### Written exercise
Transcribe every record that appears below, exactly and in full.

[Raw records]
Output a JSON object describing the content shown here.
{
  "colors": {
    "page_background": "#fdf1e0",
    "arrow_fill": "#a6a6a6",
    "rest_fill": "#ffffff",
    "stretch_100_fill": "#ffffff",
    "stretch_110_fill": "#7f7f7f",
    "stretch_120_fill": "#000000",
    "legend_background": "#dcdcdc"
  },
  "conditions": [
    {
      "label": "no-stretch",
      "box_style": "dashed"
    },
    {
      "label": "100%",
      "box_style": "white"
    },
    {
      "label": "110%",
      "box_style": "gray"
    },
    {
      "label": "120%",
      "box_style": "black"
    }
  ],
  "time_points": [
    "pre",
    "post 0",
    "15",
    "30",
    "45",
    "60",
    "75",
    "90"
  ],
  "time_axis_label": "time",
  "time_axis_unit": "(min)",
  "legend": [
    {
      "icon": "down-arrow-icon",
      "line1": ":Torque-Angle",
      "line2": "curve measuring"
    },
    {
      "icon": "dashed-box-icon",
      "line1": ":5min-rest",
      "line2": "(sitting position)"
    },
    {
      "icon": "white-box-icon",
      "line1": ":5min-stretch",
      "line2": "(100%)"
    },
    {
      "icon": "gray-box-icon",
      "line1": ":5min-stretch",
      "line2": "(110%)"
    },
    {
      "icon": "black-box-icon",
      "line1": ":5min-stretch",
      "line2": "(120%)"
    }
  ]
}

### Response to this exercise
Output a JSON object describing the content shown here.
{
  "colors": {
    "page_background": "#fdf1e0",
    "arrow_fill": "#a6a6a6",
    "rest_fill": "#ffffff",
    "stretch_100_fill": "#ffffff",
    "stretch_110_fill": "#7f7f7f",
    "stretch_120_fill": "#000000",
    "legend_background": "#dcdcdc"
  },
  "conditions": [
    {
      "label": "no-stretch",
      "box_style": "dashed"
    },
    {
      "label": "100%",
      "box_style": "white"
    },
    {
      "label": "110%",
      "box_style": "gray"
    },
    {
      "label": "120%",
      "box_style": "black"
    }
  ],
  "time_points": [
    "pre",
    "post 0",
    "15",
    "30",
    "45",
    "60",
    "75",
    "90"
  ],
  "time_axis_label": "time",
  "time_axis_unit": "(min)",
  "legend": [
    {
      "icon": "down-arrow-icon",
      "line1": ":Torque-Angle",
      "line2": "curve measuring"
    },
    {
      "icon": "dashed-box-icon",
      "line1": ":5min-rest",
      "line2": "(sitting position)"
    },
    {
      "icon": "white-box-icon",
      "line1": ":5min-stretch",
      "line2": "(100%)"
    },
    {
      "icon": "gray-box-icon",
      "line1": ":5min-stretch",
      "line2": "(110%)"
    },
    {
      "icon": "black-box-icon",
      "line1": ":5min-stretch",
      "line2": "(120%)"
    }
  ]
}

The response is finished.